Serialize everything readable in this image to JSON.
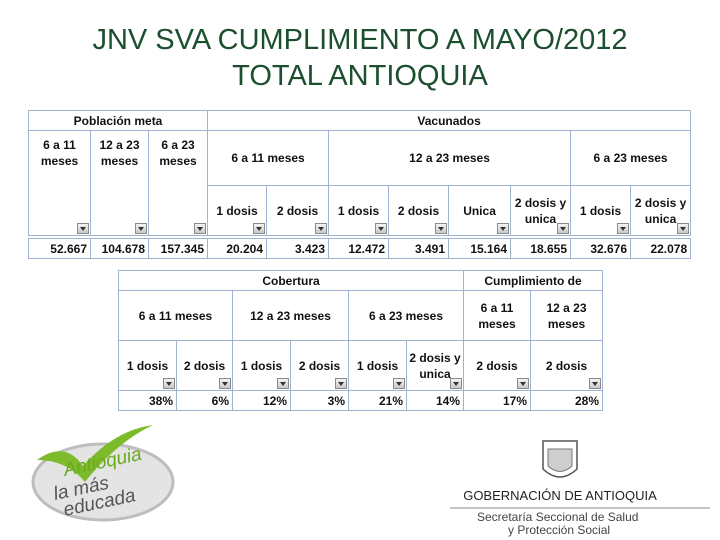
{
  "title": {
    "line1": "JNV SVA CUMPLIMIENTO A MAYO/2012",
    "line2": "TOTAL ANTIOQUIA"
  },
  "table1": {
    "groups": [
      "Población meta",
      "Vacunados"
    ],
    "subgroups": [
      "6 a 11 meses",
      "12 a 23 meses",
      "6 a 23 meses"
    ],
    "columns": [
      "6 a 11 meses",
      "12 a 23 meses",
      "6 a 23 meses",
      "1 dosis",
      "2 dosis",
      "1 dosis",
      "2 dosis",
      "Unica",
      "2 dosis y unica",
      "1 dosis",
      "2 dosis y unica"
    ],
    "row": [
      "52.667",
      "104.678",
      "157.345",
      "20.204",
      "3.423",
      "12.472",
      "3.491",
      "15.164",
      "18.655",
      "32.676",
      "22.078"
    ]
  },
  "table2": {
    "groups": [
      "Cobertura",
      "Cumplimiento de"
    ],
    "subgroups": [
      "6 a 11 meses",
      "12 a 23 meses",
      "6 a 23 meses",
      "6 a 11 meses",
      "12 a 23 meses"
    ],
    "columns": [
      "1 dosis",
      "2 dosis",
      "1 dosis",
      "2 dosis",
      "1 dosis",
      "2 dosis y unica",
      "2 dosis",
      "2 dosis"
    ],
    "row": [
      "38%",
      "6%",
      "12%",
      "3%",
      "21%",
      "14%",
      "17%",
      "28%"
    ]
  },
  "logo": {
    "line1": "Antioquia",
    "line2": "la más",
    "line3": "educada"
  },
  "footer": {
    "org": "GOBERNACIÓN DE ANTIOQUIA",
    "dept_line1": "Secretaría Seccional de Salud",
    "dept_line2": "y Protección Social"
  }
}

▶ [AIM]
Each line above is to be copied verbatim. Drop any image from the copy.

▶ [PROBLEM SOLUTION]
Serialize everything readable in this image to JSON.
{
  "title": {
    "line1": "JNV SVA CUMPLIMIENTO A MAYO/2012",
    "line2": "TOTAL ANTIOQUIA"
  },
  "table1": {
    "groups": [
      "Población meta",
      "Vacunados"
    ],
    "subgroups": [
      "6 a 11 meses",
      "12 a 23 meses",
      "6 a 23 meses"
    ],
    "columns": [
      "6 a 11 meses",
      "12 a 23 meses",
      "6 a 23 meses",
      "1 dosis",
      "2 dosis",
      "1 dosis",
      "2 dosis",
      "Unica",
      "2 dosis y unica",
      "1 dosis",
      "2 dosis y unica"
    ],
    "row": [
      "52.667",
      "104.678",
      "157.345",
      "20.204",
      "3.423",
      "12.472",
      "3.491",
      "15.164",
      "18.655",
      "32.676",
      "22.078"
    ]
  },
  "table2": {
    "groups": [
      "Cobertura",
      "Cumplimiento de"
    ],
    "subgroups": [
      "6 a 11 meses",
      "12 a 23 meses",
      "6 a 23 meses",
      "6 a 11 meses",
      "12 a 23 meses"
    ],
    "columns": [
      "1 dosis",
      "2 dosis",
      "1 dosis",
      "2 dosis",
      "1 dosis",
      "2 dosis y unica",
      "2 dosis",
      "2 dosis"
    ],
    "row": [
      "38%",
      "6%",
      "12%",
      "3%",
      "21%",
      "14%",
      "17%",
      "28%"
    ]
  },
  "logo": {
    "line1": "Antioquia",
    "line2": "la más",
    "line3": "educada"
  },
  "footer": {
    "org": "GOBERNACIÓN DE ANTIOQUIA",
    "dept_line1": "Secretaría Seccional de Salud",
    "dept_line2": "y Protección Social"
  }
}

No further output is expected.